▶ EXERCISE PROMPT
Please set down all the lines beneath this one exactly, without the pictures.

— START SOURCE DATA —

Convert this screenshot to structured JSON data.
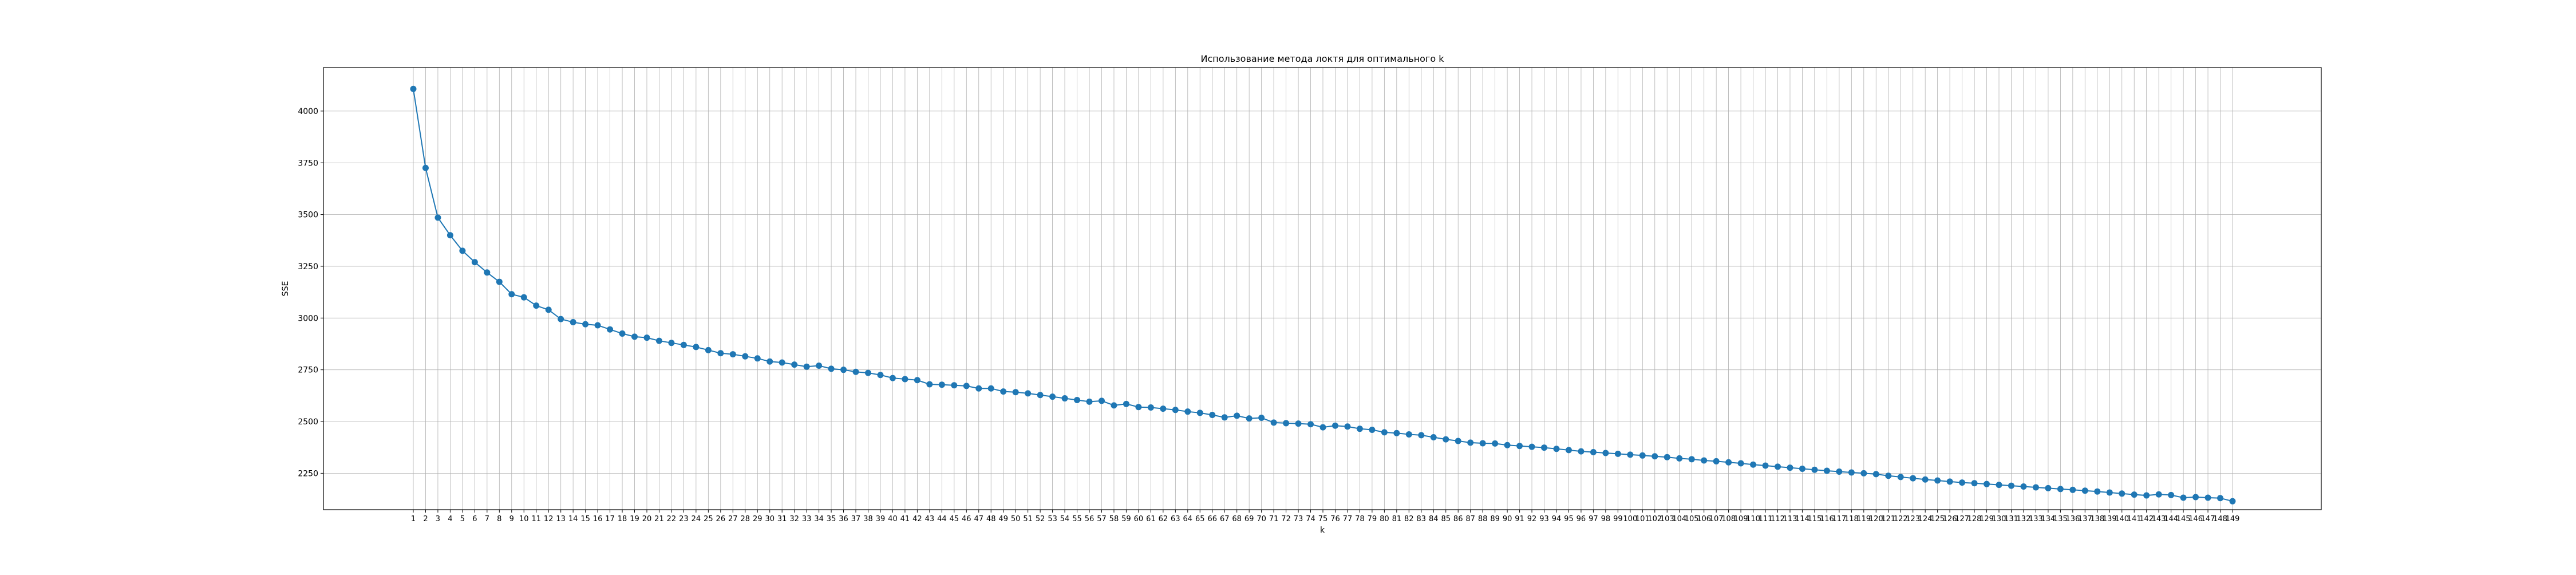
{
  "chart_data": {
    "type": "line",
    "title": "Использование метода локтя для оптимального k",
    "xlabel": "k",
    "ylabel": "SSE",
    "grid": true,
    "x_range": [
      1,
      149
    ],
    "ylim": [
      2074,
      4210
    ],
    "y_ticks": [
      2250,
      2500,
      2750,
      3000,
      3250,
      3500,
      3750,
      4000
    ],
    "series_color": "#1f77b4",
    "marker": "circle",
    "x": [
      1,
      2,
      3,
      4,
      5,
      6,
      7,
      8,
      9,
      10,
      11,
      12,
      13,
      14,
      15,
      16,
      17,
      18,
      19,
      20,
      21,
      22,
      23,
      24,
      25,
      26,
      27,
      28,
      29,
      30,
      31,
      32,
      33,
      34,
      35,
      36,
      37,
      38,
      39,
      40,
      41,
      42,
      43,
      44,
      45,
      46,
      47,
      48,
      49,
      50,
      51,
      52,
      53,
      54,
      55,
      56,
      57,
      58,
      59,
      60,
      61,
      62,
      63,
      64,
      65,
      66,
      67,
      68,
      69,
      70,
      71,
      72,
      73,
      74,
      75,
      76,
      77,
      78,
      79,
      80,
      81,
      82,
      83,
      84,
      85,
      86,
      87,
      88,
      89,
      90,
      91,
      92,
      93,
      94,
      95,
      96,
      97,
      98,
      99,
      100,
      101,
      102,
      103,
      104,
      105,
      106,
      107,
      108,
      109,
      110,
      111,
      112,
      113,
      114,
      115,
      116,
      117,
      118,
      119,
      120,
      121,
      122,
      123,
      124,
      125,
      126,
      127,
      128,
      129,
      130,
      131,
      132,
      133,
      134,
      135,
      136,
      137,
      138,
      139,
      140,
      141,
      142,
      143,
      144,
      145,
      146,
      147,
      148,
      149
    ],
    "series": [
      {
        "values": [
          4107,
          3725,
          3485,
          3400,
          3325,
          3270,
          3220,
          3175,
          3115,
          3100,
          3060,
          3040,
          2995,
          2980,
          2970,
          2965,
          2945,
          2925,
          2910,
          2905,
          2890,
          2880,
          2870,
          2860,
          2845,
          2830,
          2825,
          2815,
          2805,
          2790,
          2785,
          2775,
          2765,
          2770,
          2755,
          2750,
          2740,
          2735,
          2725,
          2710,
          2705,
          2700,
          2680,
          2678,
          2675,
          2672,
          2660,
          2660,
          2645,
          2642,
          2636,
          2628,
          2620,
          2612,
          2604,
          2596,
          2600,
          2578,
          2585,
          2570,
          2568,
          2562,
          2556,
          2548,
          2542,
          2532,
          2520,
          2528,
          2515,
          2518,
          2495,
          2492,
          2490,
          2487,
          2472,
          2480,
          2476,
          2465,
          2460,
          2448,
          2444,
          2438,
          2434,
          2424,
          2414,
          2406,
          2398,
          2395,
          2394,
          2386,
          2382,
          2378,
          2374,
          2368,
          2362,
          2356,
          2352,
          2348,
          2344,
          2340,
          2336,
          2332,
          2328,
          2322,
          2318,
          2312,
          2308,
          2303,
          2298,
          2292,
          2287,
          2282,
          2277,
          2272,
          2267,
          2262,
          2258,
          2254,
          2250,
          2246,
          2238,
          2232,
          2226,
          2220,
          2215,
          2210,
          2205,
          2202,
          2198,
          2194,
          2190,
          2186,
          2182,
          2178,
          2174,
          2170,
          2166,
          2162,
          2157,
          2152,
          2147,
          2143,
          2148,
          2145,
          2132,
          2135,
          2132,
          2130,
          2115
        ]
      }
    ]
  }
}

— END SOURCE DATA —

▶ ANSWER TO THE TASK
Convert this screenshot to structured JSON data.
{
  "chart_data": {
    "type": "line",
    "title": "Использование метода локтя для оптимального k",
    "xlabel": "k",
    "ylabel": "SSE",
    "grid": true,
    "x_range": [
      1,
      149
    ],
    "ylim": [
      2074,
      4210
    ],
    "y_ticks": [
      2250,
      2500,
      2750,
      3000,
      3250,
      3500,
      3750,
      4000
    ],
    "series_color": "#1f77b4",
    "marker": "circle",
    "x": [
      1,
      2,
      3,
      4,
      5,
      6,
      7,
      8,
      9,
      10,
      11,
      12,
      13,
      14,
      15,
      16,
      17,
      18,
      19,
      20,
      21,
      22,
      23,
      24,
      25,
      26,
      27,
      28,
      29,
      30,
      31,
      32,
      33,
      34,
      35,
      36,
      37,
      38,
      39,
      40,
      41,
      42,
      43,
      44,
      45,
      46,
      47,
      48,
      49,
      50,
      51,
      52,
      53,
      54,
      55,
      56,
      57,
      58,
      59,
      60,
      61,
      62,
      63,
      64,
      65,
      66,
      67,
      68,
      69,
      70,
      71,
      72,
      73,
      74,
      75,
      76,
      77,
      78,
      79,
      80,
      81,
      82,
      83,
      84,
      85,
      86,
      87,
      88,
      89,
      90,
      91,
      92,
      93,
      94,
      95,
      96,
      97,
      98,
      99,
      100,
      101,
      102,
      103,
      104,
      105,
      106,
      107,
      108,
      109,
      110,
      111,
      112,
      113,
      114,
      115,
      116,
      117,
      118,
      119,
      120,
      121,
      122,
      123,
      124,
      125,
      126,
      127,
      128,
      129,
      130,
      131,
      132,
      133,
      134,
      135,
      136,
      137,
      138,
      139,
      140,
      141,
      142,
      143,
      144,
      145,
      146,
      147,
      148,
      149
    ],
    "series": [
      {
        "values": [
          4107,
          3725,
          3485,
          3400,
          3325,
          3270,
          3220,
          3175,
          3115,
          3100,
          3060,
          3040,
          2995,
          2980,
          2970,
          2965,
          2945,
          2925,
          2910,
          2905,
          2890,
          2880,
          2870,
          2860,
          2845,
          2830,
          2825,
          2815,
          2805,
          2790,
          2785,
          2775,
          2765,
          2770,
          2755,
          2750,
          2740,
          2735,
          2725,
          2710,
          2705,
          2700,
          2680,
          2678,
          2675,
          2672,
          2660,
          2660,
          2645,
          2642,
          2636,
          2628,
          2620,
          2612,
          2604,
          2596,
          2600,
          2578,
          2585,
          2570,
          2568,
          2562,
          2556,
          2548,
          2542,
          2532,
          2520,
          2528,
          2515,
          2518,
          2495,
          2492,
          2490,
          2487,
          2472,
          2480,
          2476,
          2465,
          2460,
          2448,
          2444,
          2438,
          2434,
          2424,
          2414,
          2406,
          2398,
          2395,
          2394,
          2386,
          2382,
          2378,
          2374,
          2368,
          2362,
          2356,
          2352,
          2348,
          2344,
          2340,
          2336,
          2332,
          2328,
          2322,
          2318,
          2312,
          2308,
          2303,
          2298,
          2292,
          2287,
          2282,
          2277,
          2272,
          2267,
          2262,
          2258,
          2254,
          2250,
          2246,
          2238,
          2232,
          2226,
          2220,
          2215,
          2210,
          2205,
          2202,
          2198,
          2194,
          2190,
          2186,
          2182,
          2178,
          2174,
          2170,
          2166,
          2162,
          2157,
          2152,
          2147,
          2143,
          2148,
          2145,
          2132,
          2135,
          2132,
          2130,
          2115
        ]
      }
    ]
  }
}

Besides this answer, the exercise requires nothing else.